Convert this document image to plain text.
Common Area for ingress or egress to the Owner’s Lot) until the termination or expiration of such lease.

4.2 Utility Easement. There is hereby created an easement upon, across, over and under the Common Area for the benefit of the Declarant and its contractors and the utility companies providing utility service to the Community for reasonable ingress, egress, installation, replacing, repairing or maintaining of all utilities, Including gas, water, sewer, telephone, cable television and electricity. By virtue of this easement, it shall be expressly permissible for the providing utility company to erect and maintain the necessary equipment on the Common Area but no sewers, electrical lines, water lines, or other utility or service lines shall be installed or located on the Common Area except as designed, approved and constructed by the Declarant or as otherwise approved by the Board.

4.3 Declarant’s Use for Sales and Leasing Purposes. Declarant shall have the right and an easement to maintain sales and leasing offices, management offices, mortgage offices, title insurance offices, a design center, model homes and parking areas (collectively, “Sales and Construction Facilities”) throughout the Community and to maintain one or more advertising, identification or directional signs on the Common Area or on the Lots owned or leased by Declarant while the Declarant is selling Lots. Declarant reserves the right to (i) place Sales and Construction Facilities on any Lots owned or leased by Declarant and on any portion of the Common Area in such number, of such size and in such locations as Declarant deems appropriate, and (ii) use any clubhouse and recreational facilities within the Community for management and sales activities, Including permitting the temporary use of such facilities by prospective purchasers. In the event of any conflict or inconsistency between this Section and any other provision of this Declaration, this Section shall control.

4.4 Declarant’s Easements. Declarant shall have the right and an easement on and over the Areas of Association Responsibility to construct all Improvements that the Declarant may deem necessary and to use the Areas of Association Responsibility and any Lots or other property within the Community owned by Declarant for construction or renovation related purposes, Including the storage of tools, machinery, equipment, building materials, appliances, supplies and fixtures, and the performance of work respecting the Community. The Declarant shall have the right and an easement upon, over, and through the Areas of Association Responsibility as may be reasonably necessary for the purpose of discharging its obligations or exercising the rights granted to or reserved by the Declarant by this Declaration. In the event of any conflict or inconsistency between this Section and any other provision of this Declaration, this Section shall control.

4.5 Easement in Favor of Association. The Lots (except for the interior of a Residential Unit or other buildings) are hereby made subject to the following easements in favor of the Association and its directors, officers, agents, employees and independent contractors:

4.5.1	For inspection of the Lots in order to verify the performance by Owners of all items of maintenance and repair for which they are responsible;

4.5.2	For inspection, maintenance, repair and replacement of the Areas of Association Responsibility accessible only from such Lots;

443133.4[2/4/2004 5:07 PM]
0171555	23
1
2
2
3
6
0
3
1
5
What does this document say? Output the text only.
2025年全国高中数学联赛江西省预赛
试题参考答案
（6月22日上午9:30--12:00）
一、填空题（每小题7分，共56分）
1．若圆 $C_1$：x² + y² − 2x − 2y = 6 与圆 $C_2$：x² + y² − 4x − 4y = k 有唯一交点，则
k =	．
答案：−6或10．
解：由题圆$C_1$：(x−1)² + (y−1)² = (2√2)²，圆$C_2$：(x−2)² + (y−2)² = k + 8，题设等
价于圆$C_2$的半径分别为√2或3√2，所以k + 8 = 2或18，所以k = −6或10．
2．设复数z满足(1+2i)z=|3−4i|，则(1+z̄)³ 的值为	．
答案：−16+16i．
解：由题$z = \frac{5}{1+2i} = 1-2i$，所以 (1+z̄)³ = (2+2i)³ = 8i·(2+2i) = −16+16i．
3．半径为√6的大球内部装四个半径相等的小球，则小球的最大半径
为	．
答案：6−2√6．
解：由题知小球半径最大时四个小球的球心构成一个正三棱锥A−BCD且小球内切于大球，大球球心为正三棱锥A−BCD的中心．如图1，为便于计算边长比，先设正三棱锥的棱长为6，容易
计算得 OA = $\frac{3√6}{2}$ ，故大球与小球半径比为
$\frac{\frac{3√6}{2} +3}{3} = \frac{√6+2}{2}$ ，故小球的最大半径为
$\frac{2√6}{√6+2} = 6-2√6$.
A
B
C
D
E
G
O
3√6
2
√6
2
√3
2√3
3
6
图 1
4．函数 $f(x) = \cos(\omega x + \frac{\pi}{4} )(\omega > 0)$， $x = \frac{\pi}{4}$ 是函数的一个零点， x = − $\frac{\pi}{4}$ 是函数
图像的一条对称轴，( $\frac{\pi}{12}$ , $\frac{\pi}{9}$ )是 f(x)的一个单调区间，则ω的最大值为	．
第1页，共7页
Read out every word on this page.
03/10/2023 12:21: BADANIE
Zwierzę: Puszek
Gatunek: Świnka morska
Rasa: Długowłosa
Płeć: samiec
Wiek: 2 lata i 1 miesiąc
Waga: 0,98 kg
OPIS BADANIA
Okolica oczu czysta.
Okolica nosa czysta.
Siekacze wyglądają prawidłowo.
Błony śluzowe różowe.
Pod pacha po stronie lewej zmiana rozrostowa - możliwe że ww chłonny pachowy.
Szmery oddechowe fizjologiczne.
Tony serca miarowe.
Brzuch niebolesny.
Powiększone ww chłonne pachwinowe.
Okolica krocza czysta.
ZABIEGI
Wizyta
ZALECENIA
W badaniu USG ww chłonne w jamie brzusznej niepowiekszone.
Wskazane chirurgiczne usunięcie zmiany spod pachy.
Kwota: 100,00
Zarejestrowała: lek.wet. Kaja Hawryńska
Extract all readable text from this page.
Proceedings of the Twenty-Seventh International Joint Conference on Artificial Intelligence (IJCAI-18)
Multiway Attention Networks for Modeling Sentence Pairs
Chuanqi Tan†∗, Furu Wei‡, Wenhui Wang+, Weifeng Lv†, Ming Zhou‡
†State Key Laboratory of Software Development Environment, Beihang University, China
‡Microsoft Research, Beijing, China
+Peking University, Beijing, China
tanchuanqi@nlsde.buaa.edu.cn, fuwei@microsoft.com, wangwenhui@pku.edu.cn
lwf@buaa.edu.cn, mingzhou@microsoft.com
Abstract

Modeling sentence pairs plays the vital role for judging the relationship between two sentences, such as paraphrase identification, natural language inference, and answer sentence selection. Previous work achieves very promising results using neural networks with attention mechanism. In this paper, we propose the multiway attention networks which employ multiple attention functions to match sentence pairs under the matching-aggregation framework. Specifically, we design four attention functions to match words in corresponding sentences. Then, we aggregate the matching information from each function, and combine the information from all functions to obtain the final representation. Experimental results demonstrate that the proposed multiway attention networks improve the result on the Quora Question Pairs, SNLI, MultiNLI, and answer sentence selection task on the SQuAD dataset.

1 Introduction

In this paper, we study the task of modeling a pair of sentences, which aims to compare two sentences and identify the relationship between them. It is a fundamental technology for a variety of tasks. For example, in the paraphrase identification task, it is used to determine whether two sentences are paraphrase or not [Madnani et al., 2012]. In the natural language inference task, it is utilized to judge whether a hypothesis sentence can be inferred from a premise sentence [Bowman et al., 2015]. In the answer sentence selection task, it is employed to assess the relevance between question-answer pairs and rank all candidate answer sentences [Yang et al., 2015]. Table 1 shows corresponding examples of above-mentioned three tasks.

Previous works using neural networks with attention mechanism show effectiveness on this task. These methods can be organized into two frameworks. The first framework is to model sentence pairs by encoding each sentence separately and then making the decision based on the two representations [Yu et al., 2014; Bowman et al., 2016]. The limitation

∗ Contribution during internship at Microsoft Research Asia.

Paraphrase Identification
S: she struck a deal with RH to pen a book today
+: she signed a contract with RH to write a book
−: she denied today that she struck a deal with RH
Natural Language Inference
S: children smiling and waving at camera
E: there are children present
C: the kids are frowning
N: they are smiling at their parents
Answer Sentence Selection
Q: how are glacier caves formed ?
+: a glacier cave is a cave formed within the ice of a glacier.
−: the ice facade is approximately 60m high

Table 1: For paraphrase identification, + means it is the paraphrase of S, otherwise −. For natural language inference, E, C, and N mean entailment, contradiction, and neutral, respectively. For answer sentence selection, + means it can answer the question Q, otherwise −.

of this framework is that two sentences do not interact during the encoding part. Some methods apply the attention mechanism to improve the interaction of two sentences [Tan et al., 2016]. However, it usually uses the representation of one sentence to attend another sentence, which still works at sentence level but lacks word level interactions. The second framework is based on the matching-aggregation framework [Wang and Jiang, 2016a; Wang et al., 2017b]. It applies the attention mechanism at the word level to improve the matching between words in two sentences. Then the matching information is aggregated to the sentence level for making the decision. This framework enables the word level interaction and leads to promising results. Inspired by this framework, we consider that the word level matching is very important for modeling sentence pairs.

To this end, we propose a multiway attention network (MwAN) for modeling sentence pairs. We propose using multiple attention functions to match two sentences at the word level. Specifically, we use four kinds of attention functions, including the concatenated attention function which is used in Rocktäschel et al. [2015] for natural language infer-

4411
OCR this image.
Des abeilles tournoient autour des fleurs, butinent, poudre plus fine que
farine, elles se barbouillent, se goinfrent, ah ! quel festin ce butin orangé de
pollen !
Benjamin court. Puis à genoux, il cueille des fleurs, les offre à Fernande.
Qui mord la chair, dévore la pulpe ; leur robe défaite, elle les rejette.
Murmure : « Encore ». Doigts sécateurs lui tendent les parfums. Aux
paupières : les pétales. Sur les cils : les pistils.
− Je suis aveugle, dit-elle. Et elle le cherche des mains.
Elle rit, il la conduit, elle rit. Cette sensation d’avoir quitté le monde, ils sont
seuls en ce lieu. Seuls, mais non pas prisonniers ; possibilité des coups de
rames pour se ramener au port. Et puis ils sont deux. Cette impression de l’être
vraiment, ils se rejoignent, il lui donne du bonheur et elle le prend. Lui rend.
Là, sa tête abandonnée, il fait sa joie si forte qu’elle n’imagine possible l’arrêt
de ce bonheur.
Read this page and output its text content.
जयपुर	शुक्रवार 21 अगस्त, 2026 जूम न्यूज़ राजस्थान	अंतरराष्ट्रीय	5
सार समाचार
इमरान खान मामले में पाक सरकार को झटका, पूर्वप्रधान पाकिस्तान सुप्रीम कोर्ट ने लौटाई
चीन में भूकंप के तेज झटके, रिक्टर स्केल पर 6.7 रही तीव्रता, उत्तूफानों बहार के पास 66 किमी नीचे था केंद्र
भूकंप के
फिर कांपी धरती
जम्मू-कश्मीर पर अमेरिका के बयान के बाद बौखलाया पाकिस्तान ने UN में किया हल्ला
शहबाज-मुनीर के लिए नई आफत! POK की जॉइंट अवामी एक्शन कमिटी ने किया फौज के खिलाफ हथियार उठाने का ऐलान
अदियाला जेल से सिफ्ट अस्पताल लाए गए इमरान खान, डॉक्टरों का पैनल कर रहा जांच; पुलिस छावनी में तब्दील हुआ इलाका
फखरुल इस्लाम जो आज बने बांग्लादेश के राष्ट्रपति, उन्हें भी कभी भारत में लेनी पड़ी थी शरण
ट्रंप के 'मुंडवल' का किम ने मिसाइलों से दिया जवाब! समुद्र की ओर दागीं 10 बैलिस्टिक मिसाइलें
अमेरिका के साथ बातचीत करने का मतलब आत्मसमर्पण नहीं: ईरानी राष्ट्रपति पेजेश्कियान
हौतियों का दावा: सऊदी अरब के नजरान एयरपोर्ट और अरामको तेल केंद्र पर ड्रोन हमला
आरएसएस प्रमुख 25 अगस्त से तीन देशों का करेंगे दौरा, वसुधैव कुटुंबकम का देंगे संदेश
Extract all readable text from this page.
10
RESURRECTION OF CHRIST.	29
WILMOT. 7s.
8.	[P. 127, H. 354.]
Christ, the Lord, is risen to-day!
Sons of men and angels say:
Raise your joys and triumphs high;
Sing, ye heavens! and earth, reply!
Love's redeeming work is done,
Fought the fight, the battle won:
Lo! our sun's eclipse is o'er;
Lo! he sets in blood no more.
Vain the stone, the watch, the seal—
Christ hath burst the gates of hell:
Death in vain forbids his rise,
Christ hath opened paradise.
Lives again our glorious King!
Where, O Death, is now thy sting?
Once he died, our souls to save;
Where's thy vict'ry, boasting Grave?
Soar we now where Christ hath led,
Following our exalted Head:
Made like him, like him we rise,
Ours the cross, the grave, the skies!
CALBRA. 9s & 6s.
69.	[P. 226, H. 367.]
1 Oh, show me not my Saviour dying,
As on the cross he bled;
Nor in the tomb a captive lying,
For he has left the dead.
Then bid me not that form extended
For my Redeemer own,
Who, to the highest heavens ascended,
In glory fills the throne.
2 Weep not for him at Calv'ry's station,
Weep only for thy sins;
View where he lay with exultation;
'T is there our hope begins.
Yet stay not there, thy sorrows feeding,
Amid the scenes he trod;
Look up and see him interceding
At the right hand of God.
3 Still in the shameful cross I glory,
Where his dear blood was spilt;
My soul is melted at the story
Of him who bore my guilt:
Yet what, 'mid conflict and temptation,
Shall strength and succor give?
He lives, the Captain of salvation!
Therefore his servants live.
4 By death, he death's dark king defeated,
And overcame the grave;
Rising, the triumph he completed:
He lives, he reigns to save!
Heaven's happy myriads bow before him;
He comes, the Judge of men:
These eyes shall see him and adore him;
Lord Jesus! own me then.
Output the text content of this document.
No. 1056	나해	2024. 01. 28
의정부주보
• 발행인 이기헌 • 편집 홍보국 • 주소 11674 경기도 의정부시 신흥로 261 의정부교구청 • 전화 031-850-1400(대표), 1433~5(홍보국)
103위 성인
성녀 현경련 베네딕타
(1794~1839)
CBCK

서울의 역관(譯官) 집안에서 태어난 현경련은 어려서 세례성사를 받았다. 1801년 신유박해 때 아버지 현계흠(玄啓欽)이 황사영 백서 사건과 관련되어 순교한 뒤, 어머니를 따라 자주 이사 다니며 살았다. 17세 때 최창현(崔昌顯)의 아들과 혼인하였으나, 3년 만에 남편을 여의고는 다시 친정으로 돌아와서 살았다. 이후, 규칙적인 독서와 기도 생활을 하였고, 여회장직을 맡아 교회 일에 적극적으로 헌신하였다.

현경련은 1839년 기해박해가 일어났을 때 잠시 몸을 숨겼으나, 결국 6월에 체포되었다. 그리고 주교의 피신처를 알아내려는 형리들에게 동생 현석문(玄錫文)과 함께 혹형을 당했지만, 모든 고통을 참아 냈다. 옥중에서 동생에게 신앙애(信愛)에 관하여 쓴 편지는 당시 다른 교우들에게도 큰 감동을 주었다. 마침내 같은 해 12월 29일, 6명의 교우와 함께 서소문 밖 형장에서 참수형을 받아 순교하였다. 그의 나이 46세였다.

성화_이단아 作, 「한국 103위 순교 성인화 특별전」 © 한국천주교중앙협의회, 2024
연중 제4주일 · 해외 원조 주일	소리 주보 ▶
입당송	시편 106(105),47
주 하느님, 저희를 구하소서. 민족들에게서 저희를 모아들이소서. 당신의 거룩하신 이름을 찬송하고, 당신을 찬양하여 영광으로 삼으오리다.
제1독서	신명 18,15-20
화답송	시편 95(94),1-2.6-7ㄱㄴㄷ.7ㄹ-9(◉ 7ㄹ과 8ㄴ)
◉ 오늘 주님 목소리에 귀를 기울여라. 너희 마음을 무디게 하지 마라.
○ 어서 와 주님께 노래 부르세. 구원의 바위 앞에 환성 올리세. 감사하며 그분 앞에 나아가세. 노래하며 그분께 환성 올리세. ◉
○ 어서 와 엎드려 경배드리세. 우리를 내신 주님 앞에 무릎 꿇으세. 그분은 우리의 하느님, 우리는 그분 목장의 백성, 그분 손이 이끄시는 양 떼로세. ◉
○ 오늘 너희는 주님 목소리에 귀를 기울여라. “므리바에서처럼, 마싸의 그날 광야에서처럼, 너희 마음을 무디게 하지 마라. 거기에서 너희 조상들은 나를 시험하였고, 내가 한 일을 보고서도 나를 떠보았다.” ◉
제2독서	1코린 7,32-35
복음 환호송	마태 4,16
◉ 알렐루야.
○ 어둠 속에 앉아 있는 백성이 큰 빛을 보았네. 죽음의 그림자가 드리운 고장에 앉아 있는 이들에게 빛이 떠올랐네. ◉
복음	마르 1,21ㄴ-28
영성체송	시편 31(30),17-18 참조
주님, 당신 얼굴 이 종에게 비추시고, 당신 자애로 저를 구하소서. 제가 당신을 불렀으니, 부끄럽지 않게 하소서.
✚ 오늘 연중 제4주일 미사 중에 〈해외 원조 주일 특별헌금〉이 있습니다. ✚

| Your task |
Spot every line that holds "four" and copy it.

| Problem solution |
Modeling sentence pairs plays the vital role for judging the relationship between two sentences, such as paraphrase identification, natural language inference, and answer sentence selection. Previous work achieves very promising results using neural networks with attention mechanism. In this paper, we propose the multiway attention networks which employ multiple attention functions to match sentence pairs under the matching-aggregation framework. Specifically, we design four attention functions to match words in corresponding sentences. Then, we aggregate the matching information from each function, and combine the information from all functions to obtain the final representation. Experimental results demonstrate that the proposed multiway attention networks improve the result on the Quora Question Pairs, SNLI, MultiNLI, and answer sentence selection task on the SQuAD dataset.
To this end, we propose a multiway attention network (MwAN) for modeling sentence pairs. We propose using multiple attention functions to match two sentences at the word level. Specifically, we use four kinds of attention functions, including the concatenated attention function which is used in Rocktäschel et al. [2015] for natural language infer-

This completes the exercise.